PROVIDED MATERIAL:
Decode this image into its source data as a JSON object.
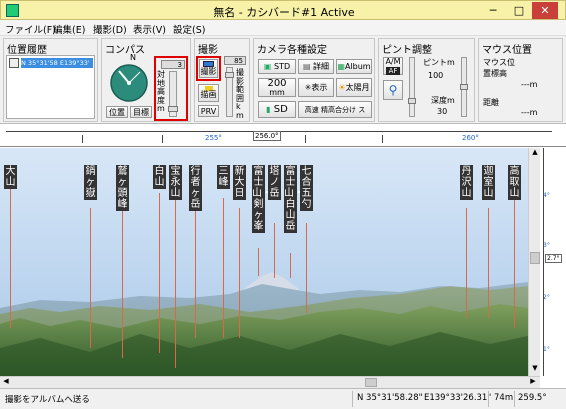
{
  "window": {
    "title": "無名 - カシバード#1 Active",
    "minimize": "─",
    "maximize": "□",
    "close": "✕"
  },
  "menu": [
    "ファイル(F)",
    "編集(E)",
    "撮影(D)",
    "表示(V)",
    "設定(S)"
  ],
  "history": {
    "title": "位置履歴",
    "entry": "N 35°31'58 E139°33'"
  },
  "compass": {
    "title": "コンパス",
    "north": "N",
    "position_btn": "位置",
    "target_btn": "目標",
    "height_label": "対地高度m",
    "height_value": "3"
  },
  "shoot": {
    "title": "撮影",
    "shoot_btn": "撮影",
    "redraw_btn": "描画",
    "prv_btn": "PRV",
    "range_label": "撮影範囲km",
    "range_value": "85"
  },
  "camera": {
    "title": "カメラ各種設定",
    "std": "STD",
    "detail": "詳細",
    "album": "Album",
    "zoom": "200",
    "zoom_unit": "mm",
    "display": "表示",
    "sun_moon": "太陽月",
    "sd": "SD",
    "quality": "高速 精高合分け ス"
  },
  "focus": {
    "title": "ピント調整",
    "af": "A/M",
    "af_sub": "AF",
    "focus_label": "ピントm",
    "focus_value": "100",
    "depth_label": "深度m",
    "depth_value": "30"
  },
  "mouse": {
    "title": "マウス位置",
    "altitude_label": "マウス位置標高",
    "altitude_value": "---m",
    "distance_label": "距離",
    "distance_value": "---m"
  },
  "ruler": {
    "labels": [
      "255°",
      "256.0°",
      "260°"
    ],
    "right_scale": [
      "4°",
      "3°",
      "2.7°",
      "2°",
      "1°"
    ]
  },
  "peaks": [
    "大山",
    "鍋ヶ嶽",
    "鷲ヶ頭峰",
    "白山",
    "宝永山",
    "行者ヶ岳",
    "三峰",
    "新大日",
    "富士山・剣ヶ峯",
    "塔ノ岳",
    "富士山・白山岳",
    "七合五勺",
    "丹沢山",
    "迦室山",
    "高取山"
  ],
  "status": {
    "send": "撮影をアルバムへ送る",
    "lat": "N 35°31'58.28\"",
    "lon": "E139°33'26.31\"",
    "alt": "74m",
    "dir": "259.5°"
  },
  "colors": {
    "titlebar": "#f7f2a8",
    "close": "#c9403a",
    "highlight": "#e00000",
    "sky_top": "#d8e7f7",
    "sky_bottom": "#a9c8e8"
  }
}
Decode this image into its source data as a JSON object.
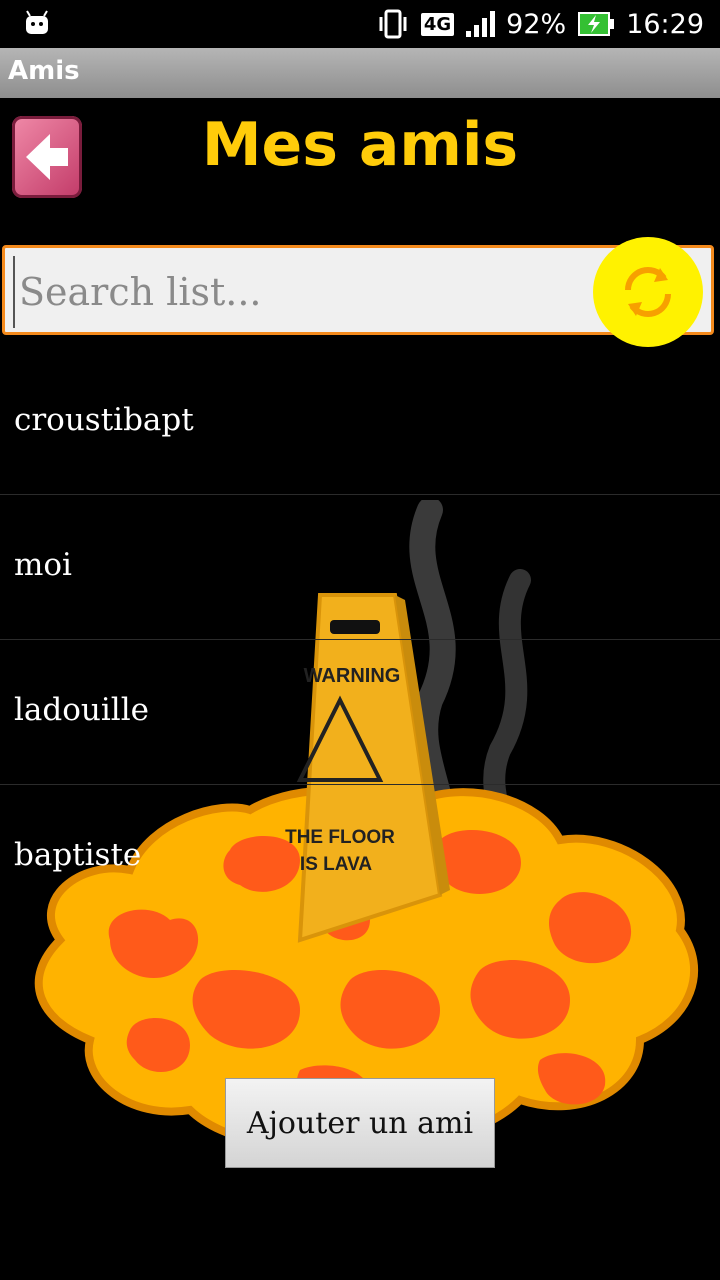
{
  "status_bar": {
    "network": "4G",
    "battery": "92%",
    "time": "16:29"
  },
  "action_bar": {
    "title": "Amis"
  },
  "header": {
    "title": "Mes amis"
  },
  "search": {
    "placeholder": "Search list..."
  },
  "friends": [
    {
      "name": "croustibapt"
    },
    {
      "name": "moi"
    },
    {
      "name": "ladouille"
    },
    {
      "name": "baptiste"
    }
  ],
  "background": {
    "sign_top": "WARNING",
    "sign_bottom_1": "THE FLOOR",
    "sign_bottom_2": "IS LAVA"
  },
  "footer": {
    "add_friend_label": "Ajouter un ami"
  },
  "colors": {
    "title": "#ffcc0a",
    "search_border": "#f48a1c",
    "refresh": "#fff200",
    "lava_orange": "#ff5a1a",
    "lava_yellow": "#ffb300"
  },
  "icons": [
    "android-icon",
    "vibrate-icon",
    "signal-icon",
    "battery-charging-icon",
    "back-arrow-icon",
    "refresh-icon"
  ]
}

EXERCISE AIM: Reproduce the entries above exactly. Do not include the images.

EXPECTED ANSWER:
Decode this image into its source data as a JSON object.
{
  "window": {
    "title": "無名 - カシバード#1 Active",
    "minimize": "─",
    "maximize": "□",
    "close": "✕"
  },
  "menu": [
    "ファイル(F)",
    "編集(E)",
    "撮影(D)",
    "表示(V)",
    "設定(S)"
  ],
  "history": {
    "title": "位置履歴",
    "entry": "N 35°31'58 E139°33'"
  },
  "compass": {
    "title": "コンパス",
    "north": "N",
    "position_btn": "位置",
    "target_btn": "目標",
    "height_label": "対地高度m",
    "height_value": "3"
  },
  "shoot": {
    "title": "撮影",
    "shoot_btn": "撮影",
    "redraw_btn": "描画",
    "prv_btn": "PRV",
    "range_label": "撮影範囲km",
    "range_value": "85"
  },
  "camera": {
    "title": "カメラ各種設定",
    "std": "STD",
    "detail": "詳細",
    "album": "Album",
    "zoom": "200",
    "zoom_unit": "mm",
    "display": "表示",
    "sun_moon": "太陽月",
    "sd": "SD",
    "quality": "高速 精高合分け ス"
  },
  "focus": {
    "title": "ピント調整",
    "af": "A/M",
    "af_sub": "AF",
    "focus_label": "ピントm",
    "focus_value": "100",
    "depth_label": "深度m",
    "depth_value": "30"
  },
  "mouse": {
    "title": "マウス位置",
    "altitude_label": "マウス位置標高",
    "altitude_value": "---m",
    "distance_label": "距離",
    "distance_value": "---m"
  },
  "ruler": {
    "labels": [
      "255°",
      "256.0°",
      "260°"
    ],
    "right_scale": [
      "4°",
      "3°",
      "2.7°",
      "2°",
      "1°"
    ]
  },
  "peaks": [
    "大山",
    "鍋ヶ嶽",
    "鷲ヶ頭峰",
    "白山",
    "宝永山",
    "行者ヶ岳",
    "三峰",
    "新大日",
    "富士山・剣ヶ峯",
    "塔ノ岳",
    "富士山・白山岳",
    "七合五勺",
    "丹沢山",
    "迦室山",
    "高取山"
  ],
  "status": {
    "send": "撮影をアルバムへ送る",
    "lat": "N 35°31'58.28\"",
    "lon": "E139°33'26.31\"",
    "alt": "74m",
    "dir": "259.5°"
  },
  "colors": {
    "titlebar": "#f7f2a8",
    "close": "#c9403a",
    "highlight": "#e00000",
    "sky_top": "#d8e7f7",
    "sky_bottom": "#a9c8e8"
  }
}
Decode this image into its source data as a JSON object.
{
  "status_bar": {
    "network": "4G",
    "battery": "92%",
    "time": "16:29"
  },
  "action_bar": {
    "title": "Amis"
  },
  "header": {
    "title": "Mes amis"
  },
  "search": {
    "placeholder": "Search list..."
  },
  "friends": [
    {
      "name": "croustibapt"
    },
    {
      "name": "moi"
    },
    {
      "name": "ladouille"
    },
    {
      "name": "baptiste"
    }
  ],
  "background": {
    "sign_top": "WARNING",
    "sign_bottom_1": "THE FLOOR",
    "sign_bottom_2": "IS LAVA"
  },
  "footer": {
    "add_friend_label": "Ajouter un ami"
  },
  "colors": {
    "title": "#ffcc0a",
    "search_border": "#f48a1c",
    "refresh": "#fff200",
    "lava_orange": "#ff5a1a",
    "lava_yellow": "#ffb300"
  },
  "icons": [
    "android-icon",
    "vibrate-icon",
    "signal-icon",
    "battery-charging-icon",
    "back-arrow-icon",
    "refresh-icon"
  ]
}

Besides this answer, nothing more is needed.